- _Input data_:
++++

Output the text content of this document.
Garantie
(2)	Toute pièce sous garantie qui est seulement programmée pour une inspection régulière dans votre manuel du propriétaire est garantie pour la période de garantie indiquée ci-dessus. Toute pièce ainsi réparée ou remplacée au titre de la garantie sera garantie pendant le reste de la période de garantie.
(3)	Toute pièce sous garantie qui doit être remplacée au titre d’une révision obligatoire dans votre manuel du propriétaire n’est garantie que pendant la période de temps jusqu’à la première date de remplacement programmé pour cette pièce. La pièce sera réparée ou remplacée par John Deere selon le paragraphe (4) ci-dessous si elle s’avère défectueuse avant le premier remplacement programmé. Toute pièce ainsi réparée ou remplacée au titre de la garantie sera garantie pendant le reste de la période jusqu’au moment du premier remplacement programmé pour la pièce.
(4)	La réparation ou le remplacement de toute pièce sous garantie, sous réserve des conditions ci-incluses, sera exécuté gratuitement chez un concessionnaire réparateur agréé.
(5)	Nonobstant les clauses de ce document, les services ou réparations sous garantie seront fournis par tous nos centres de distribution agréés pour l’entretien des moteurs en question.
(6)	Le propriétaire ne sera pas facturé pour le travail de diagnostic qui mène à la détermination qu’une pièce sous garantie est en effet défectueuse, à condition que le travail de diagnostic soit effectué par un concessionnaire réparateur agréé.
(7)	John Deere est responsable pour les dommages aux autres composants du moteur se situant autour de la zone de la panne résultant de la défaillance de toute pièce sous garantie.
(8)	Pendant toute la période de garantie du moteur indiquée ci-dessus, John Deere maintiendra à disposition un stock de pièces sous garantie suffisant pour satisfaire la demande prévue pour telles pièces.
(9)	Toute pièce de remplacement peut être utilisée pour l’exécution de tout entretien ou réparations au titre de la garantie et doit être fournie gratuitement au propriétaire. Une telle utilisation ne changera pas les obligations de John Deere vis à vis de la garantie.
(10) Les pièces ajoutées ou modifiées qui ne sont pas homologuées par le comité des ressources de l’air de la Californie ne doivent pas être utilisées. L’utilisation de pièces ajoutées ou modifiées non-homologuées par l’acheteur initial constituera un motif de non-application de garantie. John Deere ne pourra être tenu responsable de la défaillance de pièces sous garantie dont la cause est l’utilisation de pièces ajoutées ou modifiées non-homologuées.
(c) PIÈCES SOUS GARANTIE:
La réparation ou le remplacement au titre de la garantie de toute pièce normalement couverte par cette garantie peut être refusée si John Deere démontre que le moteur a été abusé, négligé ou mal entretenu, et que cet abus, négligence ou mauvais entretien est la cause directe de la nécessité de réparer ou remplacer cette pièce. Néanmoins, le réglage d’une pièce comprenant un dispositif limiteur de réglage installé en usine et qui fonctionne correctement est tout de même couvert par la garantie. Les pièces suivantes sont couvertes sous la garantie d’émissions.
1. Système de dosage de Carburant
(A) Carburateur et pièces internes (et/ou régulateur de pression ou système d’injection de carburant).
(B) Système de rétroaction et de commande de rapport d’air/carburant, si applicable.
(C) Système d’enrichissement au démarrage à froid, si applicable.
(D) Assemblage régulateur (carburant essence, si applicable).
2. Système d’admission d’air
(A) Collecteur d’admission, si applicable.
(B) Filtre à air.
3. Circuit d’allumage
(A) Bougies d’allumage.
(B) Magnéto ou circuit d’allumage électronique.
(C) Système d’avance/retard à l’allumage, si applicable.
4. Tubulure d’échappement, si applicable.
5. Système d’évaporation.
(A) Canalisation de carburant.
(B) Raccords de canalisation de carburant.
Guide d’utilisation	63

++++

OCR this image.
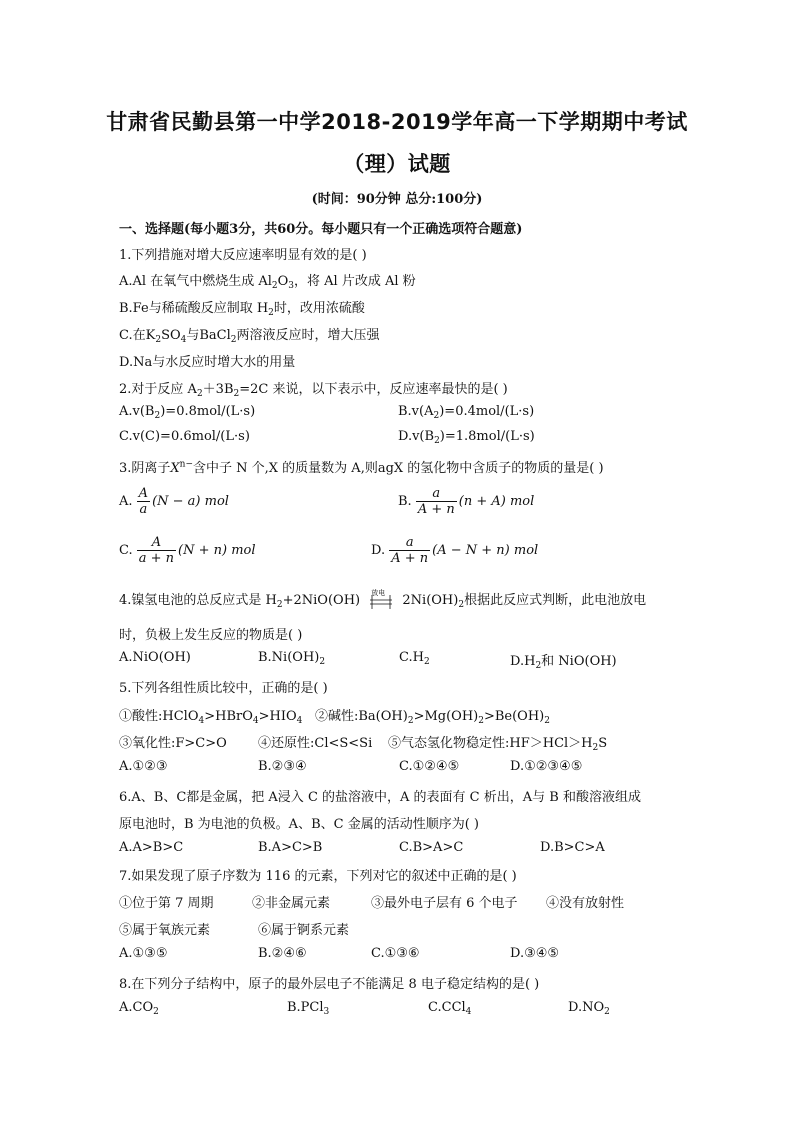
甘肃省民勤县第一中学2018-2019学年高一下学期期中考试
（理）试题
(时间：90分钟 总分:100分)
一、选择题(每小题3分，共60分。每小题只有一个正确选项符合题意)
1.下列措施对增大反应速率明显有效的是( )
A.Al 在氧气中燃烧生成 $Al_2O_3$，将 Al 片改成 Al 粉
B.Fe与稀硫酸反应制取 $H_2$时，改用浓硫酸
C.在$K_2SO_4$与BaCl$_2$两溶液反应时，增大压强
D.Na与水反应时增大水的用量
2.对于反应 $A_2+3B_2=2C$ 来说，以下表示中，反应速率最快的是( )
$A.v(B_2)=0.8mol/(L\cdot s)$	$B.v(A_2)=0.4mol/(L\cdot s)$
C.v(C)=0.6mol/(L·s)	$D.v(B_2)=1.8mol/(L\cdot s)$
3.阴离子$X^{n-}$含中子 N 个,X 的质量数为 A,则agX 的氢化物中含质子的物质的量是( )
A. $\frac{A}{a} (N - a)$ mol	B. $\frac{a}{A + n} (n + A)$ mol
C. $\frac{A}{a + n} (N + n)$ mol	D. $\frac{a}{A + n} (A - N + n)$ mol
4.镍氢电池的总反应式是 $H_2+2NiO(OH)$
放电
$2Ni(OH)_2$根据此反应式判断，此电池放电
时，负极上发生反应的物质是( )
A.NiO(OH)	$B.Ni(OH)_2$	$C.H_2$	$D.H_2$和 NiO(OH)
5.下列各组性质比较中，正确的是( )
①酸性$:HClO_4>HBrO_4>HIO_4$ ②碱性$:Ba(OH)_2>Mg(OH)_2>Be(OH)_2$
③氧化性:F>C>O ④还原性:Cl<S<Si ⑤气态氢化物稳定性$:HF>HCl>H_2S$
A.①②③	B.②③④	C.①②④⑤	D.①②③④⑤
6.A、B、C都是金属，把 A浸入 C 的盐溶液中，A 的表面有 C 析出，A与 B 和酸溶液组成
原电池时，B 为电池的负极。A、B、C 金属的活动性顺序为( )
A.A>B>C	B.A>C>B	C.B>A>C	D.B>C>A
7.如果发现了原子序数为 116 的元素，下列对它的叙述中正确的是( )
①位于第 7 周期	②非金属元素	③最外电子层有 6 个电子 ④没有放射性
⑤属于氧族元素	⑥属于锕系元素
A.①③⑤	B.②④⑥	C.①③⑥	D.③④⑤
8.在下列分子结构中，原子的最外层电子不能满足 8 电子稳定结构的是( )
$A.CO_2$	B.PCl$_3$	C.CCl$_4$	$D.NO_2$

++++

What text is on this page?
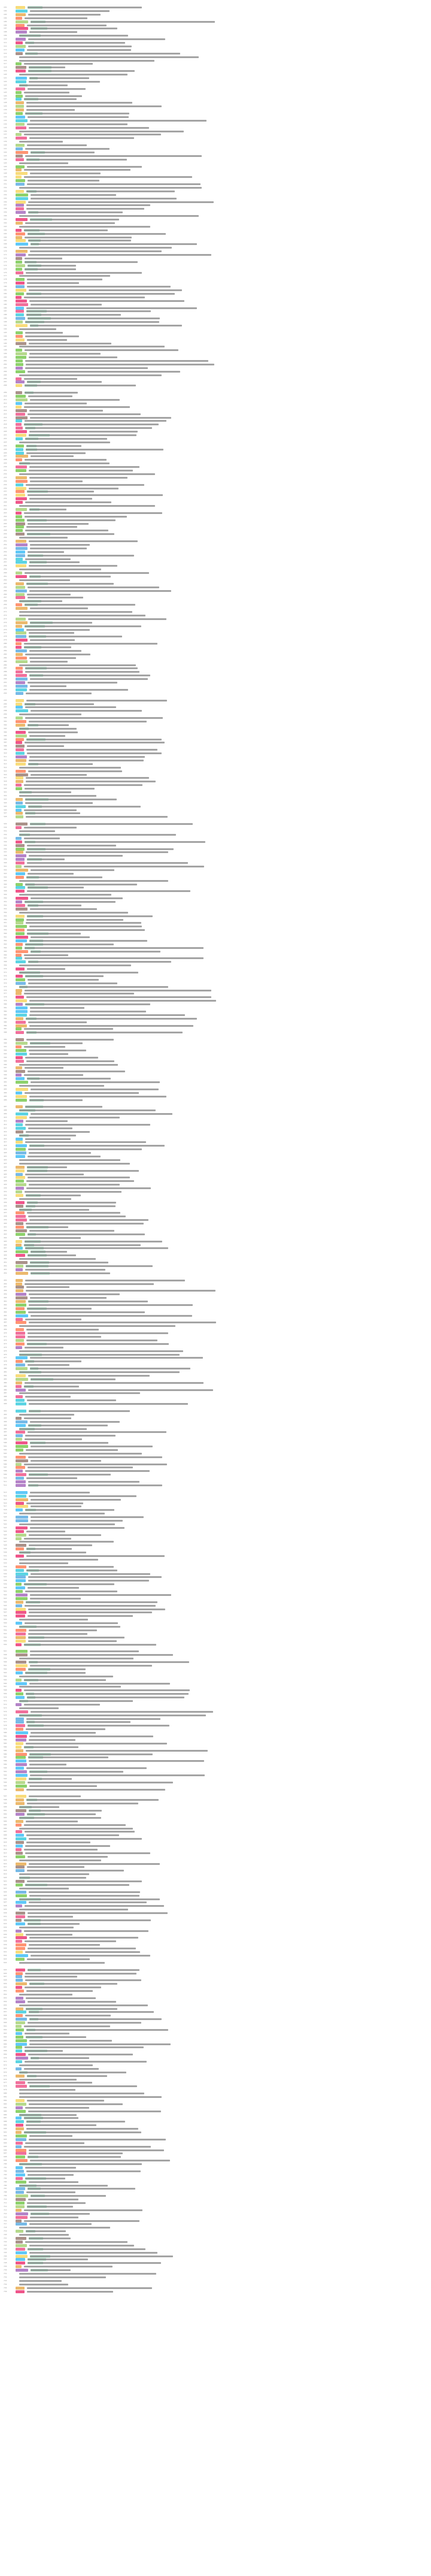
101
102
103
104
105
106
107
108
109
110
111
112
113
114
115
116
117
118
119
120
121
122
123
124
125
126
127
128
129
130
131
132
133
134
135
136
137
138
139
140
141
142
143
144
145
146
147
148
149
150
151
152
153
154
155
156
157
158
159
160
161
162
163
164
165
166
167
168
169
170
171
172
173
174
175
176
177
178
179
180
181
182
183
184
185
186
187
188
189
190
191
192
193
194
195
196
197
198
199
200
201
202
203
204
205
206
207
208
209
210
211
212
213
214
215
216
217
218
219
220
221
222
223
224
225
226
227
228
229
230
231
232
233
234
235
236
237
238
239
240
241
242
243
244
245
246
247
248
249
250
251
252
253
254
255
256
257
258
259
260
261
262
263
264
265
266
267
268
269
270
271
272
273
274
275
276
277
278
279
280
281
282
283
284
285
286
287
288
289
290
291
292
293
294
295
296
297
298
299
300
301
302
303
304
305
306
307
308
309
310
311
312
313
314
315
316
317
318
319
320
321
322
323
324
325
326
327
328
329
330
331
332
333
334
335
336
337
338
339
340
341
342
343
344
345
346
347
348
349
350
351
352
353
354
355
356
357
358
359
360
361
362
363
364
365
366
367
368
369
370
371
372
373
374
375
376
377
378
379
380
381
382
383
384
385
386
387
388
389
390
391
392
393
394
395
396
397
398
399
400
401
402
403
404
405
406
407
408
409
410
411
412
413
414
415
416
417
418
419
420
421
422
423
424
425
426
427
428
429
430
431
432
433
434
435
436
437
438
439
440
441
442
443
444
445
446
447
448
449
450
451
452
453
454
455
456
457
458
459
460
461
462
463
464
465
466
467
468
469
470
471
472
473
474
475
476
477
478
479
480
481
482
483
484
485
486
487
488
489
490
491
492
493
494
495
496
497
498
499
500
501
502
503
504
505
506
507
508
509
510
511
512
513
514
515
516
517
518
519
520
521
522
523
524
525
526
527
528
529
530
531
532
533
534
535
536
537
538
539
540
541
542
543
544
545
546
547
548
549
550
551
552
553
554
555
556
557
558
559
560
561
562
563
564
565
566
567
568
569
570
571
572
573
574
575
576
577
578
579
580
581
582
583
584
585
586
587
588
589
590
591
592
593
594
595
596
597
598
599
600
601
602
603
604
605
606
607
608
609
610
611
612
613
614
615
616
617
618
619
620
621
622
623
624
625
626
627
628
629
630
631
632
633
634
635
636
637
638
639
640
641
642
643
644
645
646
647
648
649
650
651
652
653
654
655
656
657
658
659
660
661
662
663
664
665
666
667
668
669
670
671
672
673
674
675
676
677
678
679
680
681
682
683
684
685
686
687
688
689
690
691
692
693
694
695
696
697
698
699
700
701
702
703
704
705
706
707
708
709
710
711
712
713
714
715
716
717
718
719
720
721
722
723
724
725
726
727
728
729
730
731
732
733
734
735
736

++++

- _Direction_: Select, from the listing, all lines that include the word "text".

- _Correct answer_:
Output the text content of this document.
What text is on this page?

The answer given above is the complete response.